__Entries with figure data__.
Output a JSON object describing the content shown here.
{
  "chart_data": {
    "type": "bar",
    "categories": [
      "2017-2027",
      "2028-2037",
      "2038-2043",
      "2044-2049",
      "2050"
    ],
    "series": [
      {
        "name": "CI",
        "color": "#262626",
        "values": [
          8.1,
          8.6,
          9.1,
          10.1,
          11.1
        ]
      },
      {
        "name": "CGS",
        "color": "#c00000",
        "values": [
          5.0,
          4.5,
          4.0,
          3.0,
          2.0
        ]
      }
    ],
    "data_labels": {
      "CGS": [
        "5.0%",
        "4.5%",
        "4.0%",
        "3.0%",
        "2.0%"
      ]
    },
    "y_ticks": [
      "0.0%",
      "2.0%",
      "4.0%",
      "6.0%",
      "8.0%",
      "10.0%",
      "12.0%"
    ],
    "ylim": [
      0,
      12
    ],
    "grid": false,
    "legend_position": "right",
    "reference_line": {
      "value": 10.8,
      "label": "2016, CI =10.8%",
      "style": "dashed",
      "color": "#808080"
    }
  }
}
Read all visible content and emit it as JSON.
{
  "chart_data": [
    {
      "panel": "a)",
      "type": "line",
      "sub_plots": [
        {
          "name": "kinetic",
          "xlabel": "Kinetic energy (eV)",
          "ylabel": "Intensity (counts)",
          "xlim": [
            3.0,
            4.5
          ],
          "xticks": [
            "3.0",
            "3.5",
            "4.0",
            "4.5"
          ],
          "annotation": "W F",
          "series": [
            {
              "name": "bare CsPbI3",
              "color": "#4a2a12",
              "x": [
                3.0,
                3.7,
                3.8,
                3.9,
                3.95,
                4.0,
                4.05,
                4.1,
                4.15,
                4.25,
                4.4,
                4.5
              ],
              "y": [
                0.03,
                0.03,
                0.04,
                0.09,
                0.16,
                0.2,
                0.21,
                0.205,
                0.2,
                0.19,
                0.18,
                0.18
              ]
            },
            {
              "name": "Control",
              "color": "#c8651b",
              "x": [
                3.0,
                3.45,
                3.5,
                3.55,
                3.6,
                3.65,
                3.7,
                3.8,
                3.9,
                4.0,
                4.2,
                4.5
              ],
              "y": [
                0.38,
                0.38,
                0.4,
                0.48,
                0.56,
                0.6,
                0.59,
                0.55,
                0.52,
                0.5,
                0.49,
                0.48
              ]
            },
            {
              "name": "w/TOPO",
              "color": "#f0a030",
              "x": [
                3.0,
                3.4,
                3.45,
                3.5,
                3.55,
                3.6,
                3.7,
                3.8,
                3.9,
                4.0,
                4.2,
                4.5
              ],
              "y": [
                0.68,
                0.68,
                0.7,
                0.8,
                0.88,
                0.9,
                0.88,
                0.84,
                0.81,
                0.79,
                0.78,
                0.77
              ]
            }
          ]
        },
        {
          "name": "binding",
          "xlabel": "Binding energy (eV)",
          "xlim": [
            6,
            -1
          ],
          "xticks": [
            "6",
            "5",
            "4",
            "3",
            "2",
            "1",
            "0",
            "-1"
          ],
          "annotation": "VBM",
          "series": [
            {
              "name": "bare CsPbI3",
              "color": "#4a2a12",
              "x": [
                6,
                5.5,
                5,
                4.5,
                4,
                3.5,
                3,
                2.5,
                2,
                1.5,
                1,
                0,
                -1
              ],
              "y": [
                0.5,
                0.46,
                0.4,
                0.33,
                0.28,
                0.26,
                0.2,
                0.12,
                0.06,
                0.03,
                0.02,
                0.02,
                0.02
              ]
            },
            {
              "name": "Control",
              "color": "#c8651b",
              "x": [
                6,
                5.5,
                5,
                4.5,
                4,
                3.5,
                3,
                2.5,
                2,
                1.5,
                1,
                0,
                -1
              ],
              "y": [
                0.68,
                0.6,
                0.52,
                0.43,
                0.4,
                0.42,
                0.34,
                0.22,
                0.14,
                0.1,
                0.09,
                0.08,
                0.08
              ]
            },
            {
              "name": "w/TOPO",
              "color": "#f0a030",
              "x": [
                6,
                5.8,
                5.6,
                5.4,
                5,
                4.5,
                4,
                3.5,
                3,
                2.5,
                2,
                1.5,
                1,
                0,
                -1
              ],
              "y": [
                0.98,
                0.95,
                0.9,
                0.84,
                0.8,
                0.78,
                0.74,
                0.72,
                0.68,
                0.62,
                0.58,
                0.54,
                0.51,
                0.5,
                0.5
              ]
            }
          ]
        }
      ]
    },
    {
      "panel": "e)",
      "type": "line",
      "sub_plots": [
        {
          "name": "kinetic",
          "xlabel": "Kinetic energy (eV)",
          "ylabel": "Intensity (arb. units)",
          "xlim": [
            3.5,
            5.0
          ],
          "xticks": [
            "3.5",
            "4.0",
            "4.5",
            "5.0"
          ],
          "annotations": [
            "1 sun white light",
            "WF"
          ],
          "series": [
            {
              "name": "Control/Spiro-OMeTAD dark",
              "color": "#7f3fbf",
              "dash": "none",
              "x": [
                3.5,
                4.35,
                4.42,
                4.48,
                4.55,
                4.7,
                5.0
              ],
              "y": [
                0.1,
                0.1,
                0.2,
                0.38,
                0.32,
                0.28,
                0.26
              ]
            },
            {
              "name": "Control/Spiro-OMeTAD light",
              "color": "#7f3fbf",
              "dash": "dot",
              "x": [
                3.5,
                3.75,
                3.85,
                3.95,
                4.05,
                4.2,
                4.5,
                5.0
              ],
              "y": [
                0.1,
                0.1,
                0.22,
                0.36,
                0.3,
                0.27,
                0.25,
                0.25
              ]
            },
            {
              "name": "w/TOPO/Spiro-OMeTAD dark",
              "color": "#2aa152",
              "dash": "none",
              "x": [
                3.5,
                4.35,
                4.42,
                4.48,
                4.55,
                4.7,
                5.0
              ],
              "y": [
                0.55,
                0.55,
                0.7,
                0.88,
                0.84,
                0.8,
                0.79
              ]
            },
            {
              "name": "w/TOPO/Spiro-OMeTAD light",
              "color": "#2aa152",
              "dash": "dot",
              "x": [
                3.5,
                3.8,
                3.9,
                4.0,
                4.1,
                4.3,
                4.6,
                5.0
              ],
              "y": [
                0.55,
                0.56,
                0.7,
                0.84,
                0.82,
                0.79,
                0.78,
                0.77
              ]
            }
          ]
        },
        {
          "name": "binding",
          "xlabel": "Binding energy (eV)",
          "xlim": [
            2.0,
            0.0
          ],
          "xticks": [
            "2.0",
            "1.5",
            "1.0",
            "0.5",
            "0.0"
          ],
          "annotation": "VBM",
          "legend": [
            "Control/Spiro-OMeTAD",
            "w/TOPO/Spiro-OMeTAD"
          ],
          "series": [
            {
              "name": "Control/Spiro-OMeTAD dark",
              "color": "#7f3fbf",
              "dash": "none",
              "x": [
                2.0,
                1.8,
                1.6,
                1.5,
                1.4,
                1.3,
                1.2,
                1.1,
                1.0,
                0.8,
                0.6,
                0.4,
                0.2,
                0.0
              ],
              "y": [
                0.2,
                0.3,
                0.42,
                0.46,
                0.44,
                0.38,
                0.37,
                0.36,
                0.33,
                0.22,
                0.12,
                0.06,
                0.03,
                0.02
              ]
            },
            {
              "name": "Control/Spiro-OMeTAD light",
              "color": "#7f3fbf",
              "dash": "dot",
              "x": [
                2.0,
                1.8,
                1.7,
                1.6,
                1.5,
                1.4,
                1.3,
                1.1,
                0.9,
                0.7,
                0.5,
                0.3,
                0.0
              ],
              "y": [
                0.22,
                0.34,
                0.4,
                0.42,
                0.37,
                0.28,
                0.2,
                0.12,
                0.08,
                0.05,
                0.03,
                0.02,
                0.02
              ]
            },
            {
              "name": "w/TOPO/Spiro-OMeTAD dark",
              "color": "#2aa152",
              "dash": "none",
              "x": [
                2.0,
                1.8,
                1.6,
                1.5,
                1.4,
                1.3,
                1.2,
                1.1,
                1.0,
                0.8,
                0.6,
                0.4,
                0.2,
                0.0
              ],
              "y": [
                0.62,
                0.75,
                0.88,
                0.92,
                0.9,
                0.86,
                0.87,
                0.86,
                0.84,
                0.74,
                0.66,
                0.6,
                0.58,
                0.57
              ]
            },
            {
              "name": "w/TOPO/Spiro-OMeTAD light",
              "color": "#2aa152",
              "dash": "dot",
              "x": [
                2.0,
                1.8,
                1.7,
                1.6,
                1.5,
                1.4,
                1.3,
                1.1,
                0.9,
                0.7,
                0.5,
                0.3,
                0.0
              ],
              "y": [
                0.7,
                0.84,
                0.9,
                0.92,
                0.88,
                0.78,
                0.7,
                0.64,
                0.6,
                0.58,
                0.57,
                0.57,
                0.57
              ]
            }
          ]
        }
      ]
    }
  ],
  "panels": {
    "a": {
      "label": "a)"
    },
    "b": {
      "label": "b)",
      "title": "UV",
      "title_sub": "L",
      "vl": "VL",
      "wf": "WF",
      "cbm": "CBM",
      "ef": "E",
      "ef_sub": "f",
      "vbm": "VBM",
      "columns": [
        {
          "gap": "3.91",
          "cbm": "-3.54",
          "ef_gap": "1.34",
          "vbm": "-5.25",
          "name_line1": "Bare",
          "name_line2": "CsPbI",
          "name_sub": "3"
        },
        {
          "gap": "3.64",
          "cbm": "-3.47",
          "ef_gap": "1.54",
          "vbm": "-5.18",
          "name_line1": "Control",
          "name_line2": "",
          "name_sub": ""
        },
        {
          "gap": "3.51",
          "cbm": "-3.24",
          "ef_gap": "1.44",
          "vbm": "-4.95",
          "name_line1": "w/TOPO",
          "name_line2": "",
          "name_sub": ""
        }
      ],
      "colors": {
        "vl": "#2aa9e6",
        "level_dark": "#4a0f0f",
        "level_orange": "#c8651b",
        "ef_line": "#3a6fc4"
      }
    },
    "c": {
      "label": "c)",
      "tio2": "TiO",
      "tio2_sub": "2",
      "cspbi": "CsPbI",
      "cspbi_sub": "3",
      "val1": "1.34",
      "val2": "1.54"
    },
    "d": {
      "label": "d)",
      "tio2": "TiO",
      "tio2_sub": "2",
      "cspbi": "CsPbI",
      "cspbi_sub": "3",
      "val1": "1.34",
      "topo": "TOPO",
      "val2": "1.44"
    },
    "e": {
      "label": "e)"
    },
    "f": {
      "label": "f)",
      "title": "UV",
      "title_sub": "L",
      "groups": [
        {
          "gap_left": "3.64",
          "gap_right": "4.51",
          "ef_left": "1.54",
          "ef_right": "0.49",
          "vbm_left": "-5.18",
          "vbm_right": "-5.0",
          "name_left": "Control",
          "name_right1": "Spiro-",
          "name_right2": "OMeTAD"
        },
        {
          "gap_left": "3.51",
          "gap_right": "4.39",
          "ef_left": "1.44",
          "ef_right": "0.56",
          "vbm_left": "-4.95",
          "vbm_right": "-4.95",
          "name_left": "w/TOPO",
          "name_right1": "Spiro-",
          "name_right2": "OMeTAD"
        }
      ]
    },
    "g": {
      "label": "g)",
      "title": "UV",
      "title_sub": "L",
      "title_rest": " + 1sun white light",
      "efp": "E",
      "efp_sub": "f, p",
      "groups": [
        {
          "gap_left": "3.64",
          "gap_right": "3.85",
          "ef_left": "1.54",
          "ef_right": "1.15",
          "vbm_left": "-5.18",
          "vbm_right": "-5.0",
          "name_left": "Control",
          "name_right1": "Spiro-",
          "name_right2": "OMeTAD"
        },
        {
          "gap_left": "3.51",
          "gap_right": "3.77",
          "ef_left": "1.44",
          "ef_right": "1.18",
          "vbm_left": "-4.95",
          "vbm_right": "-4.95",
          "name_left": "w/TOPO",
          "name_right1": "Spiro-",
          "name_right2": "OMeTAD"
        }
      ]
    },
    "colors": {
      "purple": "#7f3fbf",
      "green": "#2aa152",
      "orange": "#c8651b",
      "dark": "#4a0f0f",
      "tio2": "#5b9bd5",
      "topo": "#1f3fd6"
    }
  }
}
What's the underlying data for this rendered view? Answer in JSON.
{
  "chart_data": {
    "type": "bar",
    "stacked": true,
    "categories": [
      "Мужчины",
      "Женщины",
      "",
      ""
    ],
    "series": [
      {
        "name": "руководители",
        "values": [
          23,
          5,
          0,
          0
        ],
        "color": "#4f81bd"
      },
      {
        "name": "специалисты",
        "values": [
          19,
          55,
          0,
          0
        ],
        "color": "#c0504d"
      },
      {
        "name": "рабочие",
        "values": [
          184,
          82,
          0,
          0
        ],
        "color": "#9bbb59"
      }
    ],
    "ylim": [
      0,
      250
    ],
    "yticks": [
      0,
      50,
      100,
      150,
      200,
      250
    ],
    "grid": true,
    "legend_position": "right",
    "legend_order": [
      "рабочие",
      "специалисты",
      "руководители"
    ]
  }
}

__Task brief__. Look through the entries above and report each line where the string "white" occurs.

__Answer to this problem__.
            "1 sun white light",
      "title_rest": " + 1sun white light",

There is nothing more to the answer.